§ THE EXERCISE
Every entry that follows should be reproduced exactly.

▬▬▬▬▬▬▬▬▬▬

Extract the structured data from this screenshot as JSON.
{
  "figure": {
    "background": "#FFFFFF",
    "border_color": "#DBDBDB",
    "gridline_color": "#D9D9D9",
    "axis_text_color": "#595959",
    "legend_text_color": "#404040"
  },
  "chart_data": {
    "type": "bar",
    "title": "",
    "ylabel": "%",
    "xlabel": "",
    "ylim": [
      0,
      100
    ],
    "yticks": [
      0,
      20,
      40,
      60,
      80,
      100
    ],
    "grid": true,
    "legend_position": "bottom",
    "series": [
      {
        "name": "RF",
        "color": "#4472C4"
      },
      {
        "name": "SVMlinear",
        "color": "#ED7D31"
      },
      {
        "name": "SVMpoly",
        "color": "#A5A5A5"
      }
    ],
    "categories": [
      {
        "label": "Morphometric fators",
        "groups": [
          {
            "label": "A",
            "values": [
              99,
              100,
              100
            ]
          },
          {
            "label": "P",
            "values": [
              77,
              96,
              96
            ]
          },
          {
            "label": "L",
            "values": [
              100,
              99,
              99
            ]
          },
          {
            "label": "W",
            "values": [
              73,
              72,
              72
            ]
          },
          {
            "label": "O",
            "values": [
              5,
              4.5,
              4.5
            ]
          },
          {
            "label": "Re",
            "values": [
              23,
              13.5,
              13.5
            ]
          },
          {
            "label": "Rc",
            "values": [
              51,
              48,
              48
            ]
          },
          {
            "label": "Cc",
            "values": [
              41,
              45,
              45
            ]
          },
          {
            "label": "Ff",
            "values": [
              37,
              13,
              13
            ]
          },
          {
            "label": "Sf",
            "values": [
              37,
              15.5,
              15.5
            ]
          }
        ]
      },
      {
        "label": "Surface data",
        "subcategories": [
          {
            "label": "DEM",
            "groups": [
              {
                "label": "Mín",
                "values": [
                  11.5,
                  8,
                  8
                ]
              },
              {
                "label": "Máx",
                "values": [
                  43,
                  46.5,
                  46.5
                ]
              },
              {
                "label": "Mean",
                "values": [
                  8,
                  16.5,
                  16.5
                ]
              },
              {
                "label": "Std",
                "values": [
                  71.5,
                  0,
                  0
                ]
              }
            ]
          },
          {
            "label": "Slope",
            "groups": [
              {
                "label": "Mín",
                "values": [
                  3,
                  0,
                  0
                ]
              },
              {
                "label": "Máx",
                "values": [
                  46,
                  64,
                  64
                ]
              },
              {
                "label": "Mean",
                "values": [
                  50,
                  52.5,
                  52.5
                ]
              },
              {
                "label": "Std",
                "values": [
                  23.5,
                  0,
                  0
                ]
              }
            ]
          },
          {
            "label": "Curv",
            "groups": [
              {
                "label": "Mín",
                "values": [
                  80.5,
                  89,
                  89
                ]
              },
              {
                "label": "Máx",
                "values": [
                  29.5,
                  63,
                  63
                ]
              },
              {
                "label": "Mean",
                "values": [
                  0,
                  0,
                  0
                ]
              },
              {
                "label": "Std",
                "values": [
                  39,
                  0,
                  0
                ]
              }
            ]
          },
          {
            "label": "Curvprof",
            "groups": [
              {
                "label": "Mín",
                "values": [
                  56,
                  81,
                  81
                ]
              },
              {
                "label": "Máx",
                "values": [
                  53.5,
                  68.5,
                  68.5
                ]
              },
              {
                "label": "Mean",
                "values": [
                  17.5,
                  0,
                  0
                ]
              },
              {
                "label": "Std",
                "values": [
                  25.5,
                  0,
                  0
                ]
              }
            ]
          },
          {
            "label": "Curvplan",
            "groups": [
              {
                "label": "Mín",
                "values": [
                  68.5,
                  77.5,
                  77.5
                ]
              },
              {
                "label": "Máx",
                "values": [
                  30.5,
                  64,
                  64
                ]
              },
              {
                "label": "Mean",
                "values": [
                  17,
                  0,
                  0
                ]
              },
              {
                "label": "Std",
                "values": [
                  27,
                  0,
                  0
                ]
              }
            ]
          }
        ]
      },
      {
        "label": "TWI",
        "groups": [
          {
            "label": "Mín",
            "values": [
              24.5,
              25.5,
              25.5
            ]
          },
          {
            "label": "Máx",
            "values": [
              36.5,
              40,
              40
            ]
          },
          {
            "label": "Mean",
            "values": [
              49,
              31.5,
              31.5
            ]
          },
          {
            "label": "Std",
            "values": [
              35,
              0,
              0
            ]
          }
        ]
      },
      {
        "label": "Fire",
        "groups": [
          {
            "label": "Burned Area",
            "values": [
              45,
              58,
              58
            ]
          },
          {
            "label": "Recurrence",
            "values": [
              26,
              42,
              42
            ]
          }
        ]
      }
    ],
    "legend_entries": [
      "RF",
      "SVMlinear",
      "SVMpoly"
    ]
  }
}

▬▬▬▬▬▬▬▬▬▬

§ COMPLETE RESPONSE
Extract the structured data from this screenshot as JSON.
{
  "figure": {
    "background": "#FFFFFF",
    "border_color": "#DBDBDB",
    "gridline_color": "#D9D9D9",
    "axis_text_color": "#595959",
    "legend_text_color": "#404040"
  },
  "chart_data": {
    "type": "bar",
    "title": "",
    "ylabel": "%",
    "xlabel": "",
    "ylim": [
      0,
      100
    ],
    "yticks": [
      0,
      20,
      40,
      60,
      80,
      100
    ],
    "grid": true,
    "legend_position": "bottom",
    "series": [
      {
        "name": "RF",
        "color": "#4472C4"
      },
      {
        "name": "SVMlinear",
        "color": "#ED7D31"
      },
      {
        "name": "SVMpoly",
        "color": "#A5A5A5"
      }
    ],
    "categories": [
      {
        "label": "Morphometric fators",
        "groups": [
          {
            "label": "A",
            "values": [
              99,
              100,
              100
            ]
          },
          {
            "label": "P",
            "values": [
              77,
              96,
              96
            ]
          },
          {
            "label": "L",
            "values": [
              100,
              99,
              99
            ]
          },
          {
            "label": "W",
            "values": [
              73,
              72,
              72
            ]
          },
          {
            "label": "O",
            "values": [
              5,
              4.5,
              4.5
            ]
          },
          {
            "label": "Re",
            "values": [
              23,
              13.5,
              13.5
            ]
          },
          {
            "label": "Rc",
            "values": [
              51,
              48,
              48
            ]
          },
          {
            "label": "Cc",
            "values": [
              41,
              45,
              45
            ]
          },
          {
            "label": "Ff",
            "values": [
              37,
              13,
              13
            ]
          },
          {
            "label": "Sf",
            "values": [
              37,
              15.5,
              15.5
            ]
          }
        ]
      },
      {
        "label": "Surface data",
        "subcategories": [
          {
            "label": "DEM",
            "groups": [
              {
                "label": "Mín",
                "values": [
                  11.5,
                  8,
                  8
                ]
              },
              {
                "label": "Máx",
                "values": [
                  43,
                  46.5,
                  46.5
                ]
              },
              {
                "label": "Mean",
                "values": [
                  8,
                  16.5,
                  16.5
                ]
              },
              {
                "label": "Std",
                "values": [
                  71.5,
                  0,
                  0
                ]
              }
            ]
          },
          {
            "label": "Slope",
            "groups": [
              {
                "label": "Mín",
                "values": [
                  3,
                  0,
                  0
                ]
              },
              {
                "label": "Máx",
                "values": [
                  46,
                  64,
                  64
                ]
              },
              {
                "label": "Mean",
                "values": [
                  50,
                  52.5,
                  52.5
                ]
              },
              {
                "label": "Std",
                "values": [
                  23.5,
                  0,
                  0
                ]
              }
            ]
          },
          {
            "label": "Curv",
            "groups": [
              {
                "label": "Mín",
                "values": [
                  80.5,
                  89,
                  89
                ]
              },
              {
                "label": "Máx",
                "values": [
                  29.5,
                  63,
                  63
                ]
              },
              {
                "label": "Mean",
                "values": [
                  0,
                  0,
                  0
                ]
              },
              {
                "label": "Std",
                "values": [
                  39,
                  0,
                  0
                ]
              }
            ]
          },
          {
            "label": "Curvprof",
            "groups": [
              {
                "label": "Mín",
                "values": [
                  56,
                  81,
                  81
                ]
              },
              {
                "label": "Máx",
                "values": [
                  53.5,
                  68.5,
                  68.5
                ]
              },
              {
                "label": "Mean",
                "values": [
                  17.5,
                  0,
                  0
                ]
              },
              {
                "label": "Std",
                "values": [
                  25.5,
                  0,
                  0
                ]
              }
            ]
          },
          {
            "label": "Curvplan",
            "groups": [
              {
                "label": "Mín",
                "values": [
                  68.5,
                  77.5,
                  77.5
                ]
              },
              {
                "label": "Máx",
                "values": [
                  30.5,
                  64,
                  64
                ]
              },
              {
                "label": "Mean",
                "values": [
                  17,
                  0,
                  0
                ]
              },
              {
                "label": "Std",
                "values": [
                  27,
                  0,
                  0
                ]
              }
            ]
          }
        ]
      },
      {
        "label": "TWI",
        "groups": [
          {
            "label": "Mín",
            "values": [
              24.5,
              25.5,
              25.5
            ]
          },
          {
            "label": "Máx",
            "values": [
              36.5,
              40,
              40
            ]
          },
          {
            "label": "Mean",
            "values": [
              49,
              31.5,
              31.5
            ]
          },
          {
            "label": "Std",
            "values": [
              35,
              0,
              0
            ]
          }
        ]
      },
      {
        "label": "Fire",
        "groups": [
          {
            "label": "Burned Area",
            "values": [
              45,
              58,
              58
            ]
          },
          {
            "label": "Recurrence",
            "values": [
              26,
              42,
              42
            ]
          }
        ]
      }
    ],
    "legend_entries": [
      "RF",
      "SVMlinear",
      "SVMpoly"
    ]
  }
}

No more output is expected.